* **Data excerpts**
-- Begin --

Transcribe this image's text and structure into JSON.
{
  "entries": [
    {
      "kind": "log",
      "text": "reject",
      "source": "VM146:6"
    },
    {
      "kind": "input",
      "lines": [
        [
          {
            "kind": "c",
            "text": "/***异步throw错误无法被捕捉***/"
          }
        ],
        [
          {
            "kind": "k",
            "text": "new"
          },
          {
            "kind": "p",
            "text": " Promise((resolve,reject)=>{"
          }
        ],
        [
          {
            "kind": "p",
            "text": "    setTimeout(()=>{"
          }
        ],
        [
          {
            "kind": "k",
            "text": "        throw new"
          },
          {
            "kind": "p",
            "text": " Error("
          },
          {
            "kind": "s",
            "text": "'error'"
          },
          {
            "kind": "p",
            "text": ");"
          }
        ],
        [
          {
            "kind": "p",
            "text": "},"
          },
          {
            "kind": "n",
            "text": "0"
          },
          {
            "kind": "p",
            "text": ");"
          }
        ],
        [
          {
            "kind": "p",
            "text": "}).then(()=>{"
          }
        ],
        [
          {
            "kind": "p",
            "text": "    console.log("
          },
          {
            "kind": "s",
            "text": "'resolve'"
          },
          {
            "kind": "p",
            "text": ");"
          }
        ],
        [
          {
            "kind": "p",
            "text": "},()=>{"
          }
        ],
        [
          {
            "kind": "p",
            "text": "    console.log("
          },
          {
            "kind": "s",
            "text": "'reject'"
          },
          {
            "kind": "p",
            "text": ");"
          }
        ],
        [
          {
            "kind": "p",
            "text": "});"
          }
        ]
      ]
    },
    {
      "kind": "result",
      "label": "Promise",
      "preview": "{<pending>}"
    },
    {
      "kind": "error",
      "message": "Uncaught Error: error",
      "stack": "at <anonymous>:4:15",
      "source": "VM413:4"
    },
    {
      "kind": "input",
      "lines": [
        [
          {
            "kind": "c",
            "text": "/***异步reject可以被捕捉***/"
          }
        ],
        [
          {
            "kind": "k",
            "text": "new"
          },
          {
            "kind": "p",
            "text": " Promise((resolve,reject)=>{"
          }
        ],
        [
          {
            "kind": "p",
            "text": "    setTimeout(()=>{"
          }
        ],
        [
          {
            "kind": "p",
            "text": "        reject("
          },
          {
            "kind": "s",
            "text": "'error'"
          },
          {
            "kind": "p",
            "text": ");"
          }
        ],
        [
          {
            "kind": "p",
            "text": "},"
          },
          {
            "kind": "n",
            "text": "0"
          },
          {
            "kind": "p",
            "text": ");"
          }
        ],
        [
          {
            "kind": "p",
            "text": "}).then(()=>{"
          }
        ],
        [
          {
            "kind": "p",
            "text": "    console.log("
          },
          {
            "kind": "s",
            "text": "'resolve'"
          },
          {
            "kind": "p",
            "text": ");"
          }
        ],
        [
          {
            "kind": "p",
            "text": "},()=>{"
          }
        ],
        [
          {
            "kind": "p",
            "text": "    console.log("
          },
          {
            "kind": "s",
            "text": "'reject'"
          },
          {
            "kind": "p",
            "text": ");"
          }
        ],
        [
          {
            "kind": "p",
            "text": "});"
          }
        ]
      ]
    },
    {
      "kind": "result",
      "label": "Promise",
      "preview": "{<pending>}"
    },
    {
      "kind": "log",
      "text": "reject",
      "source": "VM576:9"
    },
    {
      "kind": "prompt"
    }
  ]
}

-- End --

* **Work to complete**
Retype every entry above, word for word.

* **Exercise answer**
Transcribe this image's text and structure into JSON.
{
  "entries": [
    {
      "kind": "log",
      "text": "reject",
      "source": "VM146:6"
    },
    {
      "kind": "input",
      "lines": [
        [
          {
            "kind": "c",
            "text": "/***异步throw错误无法被捕捉***/"
          }
        ],
        [
          {
            "kind": "k",
            "text": "new"
          },
          {
            "kind": "p",
            "text": " Promise((resolve,reject)=>{"
          }
        ],
        [
          {
            "kind": "p",
            "text": "    setTimeout(()=>{"
          }
        ],
        [
          {
            "kind": "k",
            "text": "        throw new"
          },
          {
            "kind": "p",
            "text": " Error("
          },
          {
            "kind": "s",
            "text": "'error'"
          },
          {
            "kind": "p",
            "text": ");"
          }
        ],
        [
          {
            "kind": "p",
            "text": "},"
          },
          {
            "kind": "n",
            "text": "0"
          },
          {
            "kind": "p",
            "text": ");"
          }
        ],
        [
          {
            "kind": "p",
            "text": "}).then(()=>{"
          }
        ],
        [
          {
            "kind": "p",
            "text": "    console.log("
          },
          {
            "kind": "s",
            "text": "'resolve'"
          },
          {
            "kind": "p",
            "text": ");"
          }
        ],
        [
          {
            "kind": "p",
            "text": "},()=>{"
          }
        ],
        [
          {
            "kind": "p",
            "text": "    console.log("
          },
          {
            "kind": "s",
            "text": "'reject'"
          },
          {
            "kind": "p",
            "text": ");"
          }
        ],
        [
          {
            "kind": "p",
            "text": "});"
          }
        ]
      ]
    },
    {
      "kind": "result",
      "label": "Promise",
      "preview": "{<pending>}"
    },
    {
      "kind": "error",
      "message": "Uncaught Error: error",
      "stack": "at <anonymous>:4:15",
      "source": "VM413:4"
    },
    {
      "kind": "input",
      "lines": [
        [
          {
            "kind": "c",
            "text": "/***异步reject可以被捕捉***/"
          }
        ],
        [
          {
            "kind": "k",
            "text": "new"
          },
          {
            "kind": "p",
            "text": " Promise((resolve,reject)=>{"
          }
        ],
        [
          {
            "kind": "p",
            "text": "    setTimeout(()=>{"
          }
        ],
        [
          {
            "kind": "p",
            "text": "        reject("
          },
          {
            "kind": "s",
            "text": "'error'"
          },
          {
            "kind": "p",
            "text": ");"
          }
        ],
        [
          {
            "kind": "p",
            "text": "},"
          },
          {
            "kind": "n",
            "text": "0"
          },
          {
            "kind": "p",
            "text": ");"
          }
        ],
        [
          {
            "kind": "p",
            "text": "}).then(()=>{"
          }
        ],
        [
          {
            "kind": "p",
            "text": "    console.log("
          },
          {
            "kind": "s",
            "text": "'resolve'"
          },
          {
            "kind": "p",
            "text": ");"
          }
        ],
        [
          {
            "kind": "p",
            "text": "},()=>{"
          }
        ],
        [
          {
            "kind": "p",
            "text": "    console.log("
          },
          {
            "kind": "s",
            "text": "'reject'"
          },
          {
            "kind": "p",
            "text": ");"
          }
        ],
        [
          {
            "kind": "p",
            "text": "});"
          }
        ]
      ]
    },
    {
      "kind": "result",
      "label": "Promise",
      "preview": "{<pending>}"
    },
    {
      "kind": "log",
      "text": "reject",
      "source": "VM576:9"
    },
    {
      "kind": "prompt"
    }
  ]
}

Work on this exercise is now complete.